Data records
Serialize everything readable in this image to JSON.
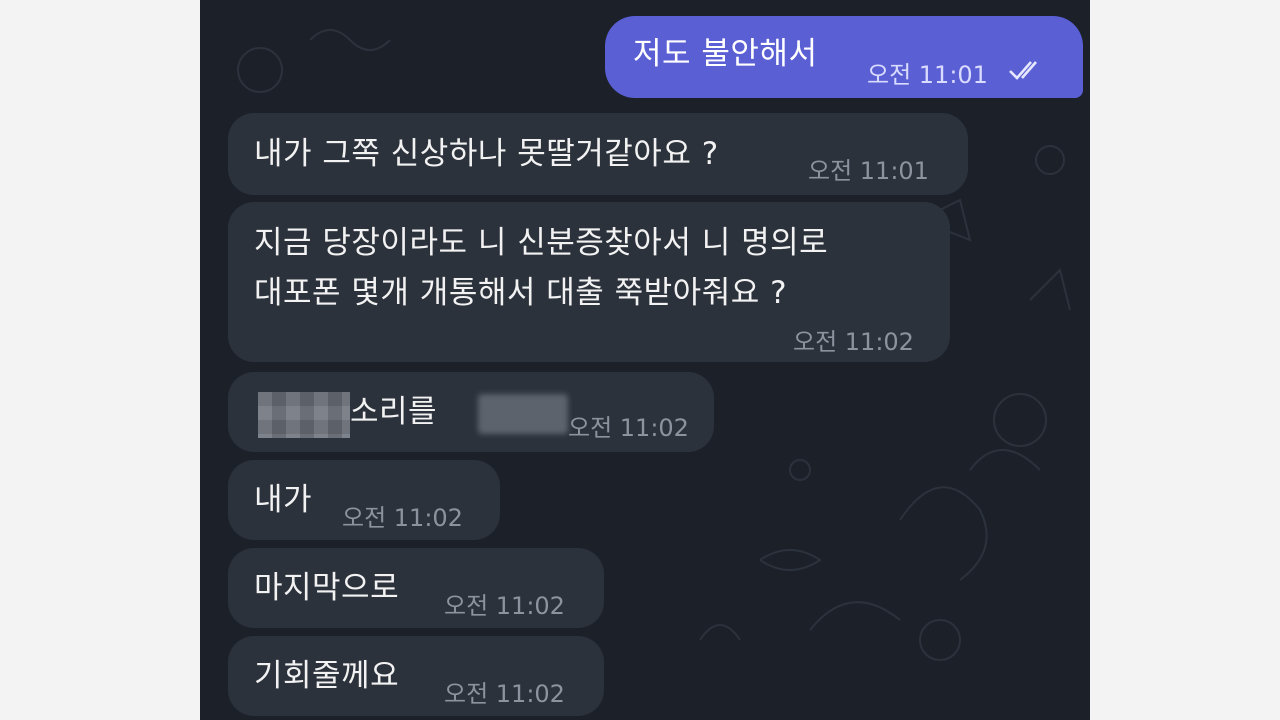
{
  "messages": [
    {
      "direction": "outgoing",
      "text": "저도 불안해서",
      "time": "오전 11:01",
      "status": "read-double-check-icon"
    },
    {
      "direction": "incoming",
      "text": "내가 그쪽 신상하나 못딸거같아요 ?",
      "time": "오전 11:01"
    },
    {
      "direction": "incoming",
      "lines": [
        "지금 당장이라도 니 신분증찾아서 니 명의로",
        "대포폰 몇개 개통해서 대출 쭉받아줘요 ?"
      ],
      "time": "오전 11:02"
    },
    {
      "direction": "incoming",
      "text_visible": "소리를",
      "time": "오전 11:02",
      "redacted": true
    },
    {
      "direction": "incoming",
      "text": "내가",
      "time": "오전 11:02"
    },
    {
      "direction": "incoming",
      "text": "마지막으로",
      "time": "오전 11:02"
    },
    {
      "direction": "incoming",
      "text": "기회줄께요",
      "time": "오전 11:02"
    }
  ],
  "colors": {
    "chat_background": "#1b2029",
    "incoming_bubble": "#2c323c",
    "outgoing_bubble": "#5b5fd4",
    "page_background": "#f3f3f3"
  }
}
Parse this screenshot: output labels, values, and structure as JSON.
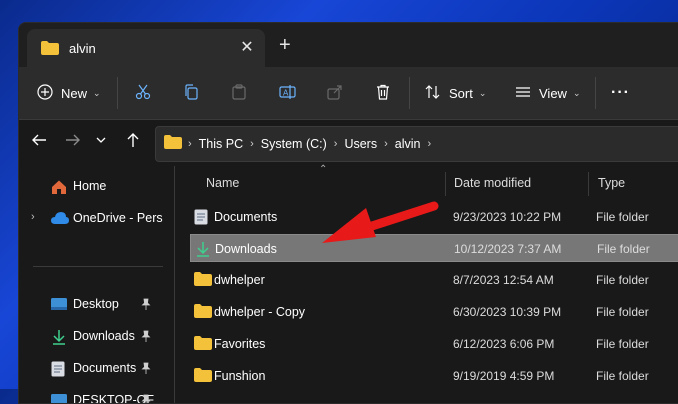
{
  "window": {
    "title": "alvin"
  },
  "toolbar": {
    "new_label": "New",
    "sort_label": "Sort",
    "view_label": "View",
    "more_label": "···"
  },
  "address": {
    "crumbs": [
      "This PC",
      "System (C:)",
      "Users",
      "alvin"
    ]
  },
  "sidebar": {
    "items": [
      {
        "label": "Home"
      },
      {
        "label": "OneDrive - Pers"
      },
      {
        "label": "Desktop"
      },
      {
        "label": "Downloads"
      },
      {
        "label": "Documents"
      },
      {
        "label": "DESKTOP-QF"
      }
    ]
  },
  "columns": {
    "name": "Name",
    "date": "Date modified",
    "type": "Type"
  },
  "files": [
    {
      "name": "Documents",
      "date": "9/23/2023 10:22 PM",
      "type": "File folder",
      "icon": "documents-folder-icon"
    },
    {
      "name": "Downloads",
      "date": "10/12/2023 7:37 AM",
      "type": "File folder",
      "icon": "downloads-folder-icon"
    },
    {
      "name": "dwhelper",
      "date": "8/7/2023 12:54 AM",
      "type": "File folder",
      "icon": "folder-icon"
    },
    {
      "name": "dwhelper - Copy",
      "date": "6/30/2023 10:39 PM",
      "type": "File folder",
      "icon": "folder-icon"
    },
    {
      "name": "Favorites",
      "date": "6/12/2023 6:06 PM",
      "type": "File folder",
      "icon": "folder-icon"
    },
    {
      "name": "Funshion",
      "date": "9/19/2019 4:59 PM",
      "type": "File folder",
      "icon": "folder-icon"
    }
  ],
  "colors": {
    "accent_red": "#e81919",
    "folder_yellow": "#f3c13a",
    "selection": "#777777",
    "background": "#191919"
  }
}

» Task goal:
Search the material above for "name". Pull out each line where it shows up.

» Exercise solution:
    "name": "Name",
      "name": "Documents",
      "name": "Downloads",
      "name": "dwhelper",
      "name": "dwhelper - Copy",
      "name": "Favorites",
      "name": "Funshion",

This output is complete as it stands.